▸ **Problem requirements**:
Each entry below is to be extracted exactly.

▸ **Dataset records**:

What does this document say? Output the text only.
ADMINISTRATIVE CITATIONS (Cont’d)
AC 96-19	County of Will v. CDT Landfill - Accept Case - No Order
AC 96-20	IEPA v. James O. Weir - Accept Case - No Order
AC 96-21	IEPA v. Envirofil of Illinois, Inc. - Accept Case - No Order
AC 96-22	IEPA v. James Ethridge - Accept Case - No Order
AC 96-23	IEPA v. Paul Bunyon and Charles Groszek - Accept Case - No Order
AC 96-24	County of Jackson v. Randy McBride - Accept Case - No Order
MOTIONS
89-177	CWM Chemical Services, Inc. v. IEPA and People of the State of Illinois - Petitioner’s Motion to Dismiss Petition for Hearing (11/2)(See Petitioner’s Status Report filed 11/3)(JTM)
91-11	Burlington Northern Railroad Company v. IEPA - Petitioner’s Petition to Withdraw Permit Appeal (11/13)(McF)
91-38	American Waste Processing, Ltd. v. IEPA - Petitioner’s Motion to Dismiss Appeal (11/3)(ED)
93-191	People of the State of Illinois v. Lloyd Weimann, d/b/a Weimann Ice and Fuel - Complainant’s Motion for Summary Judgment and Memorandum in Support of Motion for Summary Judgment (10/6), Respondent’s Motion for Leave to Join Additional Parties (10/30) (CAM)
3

▸ **Solved exercise**:
What does this document say? Output the text only.
ADMINISTRATIVE CITATIONS (Cont’d)
AC 96-19	County of Will v. CDT Landfill - Accept Case - No Order
AC 96-20	IEPA v. James O. Weir - Accept Case - No Order
AC 96-21	IEPA v. Envirofil of Illinois, Inc. - Accept Case - No Order
AC 96-22	IEPA v. James Ethridge - Accept Case - No Order
AC 96-23	IEPA v. Paul Bunyon and Charles Groszek - Accept Case - No Order
AC 96-24	County of Jackson v. Randy McBride - Accept Case - No Order
MOTIONS
89-177	CWM Chemical Services, Inc. v. IEPA and People of the State of Illinois - Petitioner’s Motion to Dismiss Petition for Hearing (11/2)(See Petitioner’s Status Report filed 11/3)(JTM)
91-11	Burlington Northern Railroad Company v. IEPA - Petitioner’s Petition to Withdraw Permit Appeal (11/13)(McF)
91-38	American Waste Processing, Ltd. v. IEPA - Petitioner’s Motion to Dismiss Appeal (11/3)(ED)
93-191	People of the State of Illinois v. Lloyd Weimann, d/b/a Weimann Ice and Fuel - Complainant’s Motion for Summary Judgment and Memorandum in Support of Motion for Summary Judgment (10/6), Respondent’s Motion for Leave to Join Additional Parties (10/30) (CAM)
3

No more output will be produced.